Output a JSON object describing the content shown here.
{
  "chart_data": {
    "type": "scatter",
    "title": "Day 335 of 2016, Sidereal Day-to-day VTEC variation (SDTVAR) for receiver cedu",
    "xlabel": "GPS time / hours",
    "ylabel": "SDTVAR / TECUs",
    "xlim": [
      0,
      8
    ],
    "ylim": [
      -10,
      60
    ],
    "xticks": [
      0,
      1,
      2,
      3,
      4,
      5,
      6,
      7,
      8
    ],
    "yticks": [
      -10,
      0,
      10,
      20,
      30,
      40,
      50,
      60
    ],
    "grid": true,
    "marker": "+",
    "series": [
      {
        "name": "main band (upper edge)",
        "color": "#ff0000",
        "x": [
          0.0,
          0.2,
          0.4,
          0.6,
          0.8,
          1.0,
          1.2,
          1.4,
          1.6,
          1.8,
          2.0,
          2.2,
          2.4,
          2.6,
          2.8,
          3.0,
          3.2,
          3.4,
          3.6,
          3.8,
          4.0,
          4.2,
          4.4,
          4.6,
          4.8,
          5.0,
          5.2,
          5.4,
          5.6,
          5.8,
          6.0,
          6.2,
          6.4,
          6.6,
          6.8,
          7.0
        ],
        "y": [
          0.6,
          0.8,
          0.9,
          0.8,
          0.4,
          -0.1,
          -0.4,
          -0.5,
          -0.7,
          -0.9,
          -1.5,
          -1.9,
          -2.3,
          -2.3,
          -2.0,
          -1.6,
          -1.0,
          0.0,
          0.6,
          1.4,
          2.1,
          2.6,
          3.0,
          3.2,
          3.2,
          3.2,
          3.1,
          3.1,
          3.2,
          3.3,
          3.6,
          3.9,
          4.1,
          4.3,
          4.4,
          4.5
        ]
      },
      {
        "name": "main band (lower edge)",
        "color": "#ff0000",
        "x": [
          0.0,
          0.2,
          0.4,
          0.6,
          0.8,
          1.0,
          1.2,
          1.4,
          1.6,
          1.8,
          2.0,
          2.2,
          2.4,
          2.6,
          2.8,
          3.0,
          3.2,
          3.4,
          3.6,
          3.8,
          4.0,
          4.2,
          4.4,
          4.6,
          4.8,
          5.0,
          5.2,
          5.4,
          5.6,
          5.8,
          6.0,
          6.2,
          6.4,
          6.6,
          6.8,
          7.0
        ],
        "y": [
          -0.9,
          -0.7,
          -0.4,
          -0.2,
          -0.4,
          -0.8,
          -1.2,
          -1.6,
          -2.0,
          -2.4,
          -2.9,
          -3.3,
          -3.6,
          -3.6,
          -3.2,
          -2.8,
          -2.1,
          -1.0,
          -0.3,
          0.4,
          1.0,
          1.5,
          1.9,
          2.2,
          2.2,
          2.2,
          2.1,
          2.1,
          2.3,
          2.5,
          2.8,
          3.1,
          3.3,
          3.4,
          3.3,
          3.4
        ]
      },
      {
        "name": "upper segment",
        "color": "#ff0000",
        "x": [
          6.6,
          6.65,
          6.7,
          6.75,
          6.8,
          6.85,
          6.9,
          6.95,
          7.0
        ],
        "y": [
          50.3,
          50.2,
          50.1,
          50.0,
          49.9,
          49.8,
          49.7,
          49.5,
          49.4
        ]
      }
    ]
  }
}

######

- **Directions**: Go through the listing and print each line exactly as it appears.

- **Output of the exercise**:
Output a JSON object describing the content shown here.
{
  "chart_data": {
    "type": "scatter",
    "title": "Day 335 of 2016, Sidereal Day-to-day VTEC variation (SDTVAR) for receiver cedu",
    "xlabel": "GPS time / hours",
    "ylabel": "SDTVAR / TECUs",
    "xlim": [
      0,
      8
    ],
    "ylim": [
      -10,
      60
    ],
    "xticks": [
      0,
      1,
      2,
      3,
      4,
      5,
      6,
      7,
      8
    ],
    "yticks": [
      -10,
      0,
      10,
      20,
      30,
      40,
      50,
      60
    ],
    "grid": true,
    "marker": "+",
    "series": [
      {
        "name": "main band (upper edge)",
        "color": "#ff0000",
        "x": [
          0.0,
          0.2,
          0.4,
          0.6,
          0.8,
          1.0,
          1.2,
          1.4,
          1.6,
          1.8,
          2.0,
          2.2,
          2.4,
          2.6,
          2.8,
          3.0,
          3.2,
          3.4,
          3.6,
          3.8,
          4.0,
          4.2,
          4.4,
          4.6,
          4.8,
          5.0,
          5.2,
          5.4,
          5.6,
          5.8,
          6.0,
          6.2,
          6.4,
          6.6,
          6.8,
          7.0
        ],
        "y": [
          0.6,
          0.8,
          0.9,
          0.8,
          0.4,
          -0.1,
          -0.4,
          -0.5,
          -0.7,
          -0.9,
          -1.5,
          -1.9,
          -2.3,
          -2.3,
          -2.0,
          -1.6,
          -1.0,
          0.0,
          0.6,
          1.4,
          2.1,
          2.6,
          3.0,
          3.2,
          3.2,
          3.2,
          3.1,
          3.1,
          3.2,
          3.3,
          3.6,
          3.9,
          4.1,
          4.3,
          4.4,
          4.5
        ]
      },
      {
        "name": "main band (lower edge)",
        "color": "#ff0000",
        "x": [
          0.0,
          0.2,
          0.4,
          0.6,
          0.8,
          1.0,
          1.2,
          1.4,
          1.6,
          1.8,
          2.0,
          2.2,
          2.4,
          2.6,
          2.8,
          3.0,
          3.2,
          3.4,
          3.6,
          3.8,
          4.0,
          4.2,
          4.4,
          4.6,
          4.8,
          5.0,
          5.2,
          5.4,
          5.6,
          5.8,
          6.0,
          6.2,
          6.4,
          6.6,
          6.8,
          7.0
        ],
        "y": [
          -0.9,
          -0.7,
          -0.4,
          -0.2,
          -0.4,
          -0.8,
          -1.2,
          -1.6,
          -2.0,
          -2.4,
          -2.9,
          -3.3,
          -3.6,
          -3.6,
          -3.2,
          -2.8,
          -2.1,
          -1.0,
          -0.3,
          0.4,
          1.0,
          1.5,
          1.9,
          2.2,
          2.2,
          2.2,
          2.1,
          2.1,
          2.3,
          2.5,
          2.8,
          3.1,
          3.3,
          3.4,
          3.3,
          3.4
        ]
      },
      {
        "name": "upper segment",
        "color": "#ff0000",
        "x": [
          6.6,
          6.65,
          6.7,
          6.75,
          6.8,
          6.85,
          6.9,
          6.95,
          7.0
        ],
        "y": [
          50.3,
          50.2,
          50.1,
          50.0,
          49.9,
          49.8,
          49.7,
          49.5,
          49.4
        ]
      }
    ]
  }
}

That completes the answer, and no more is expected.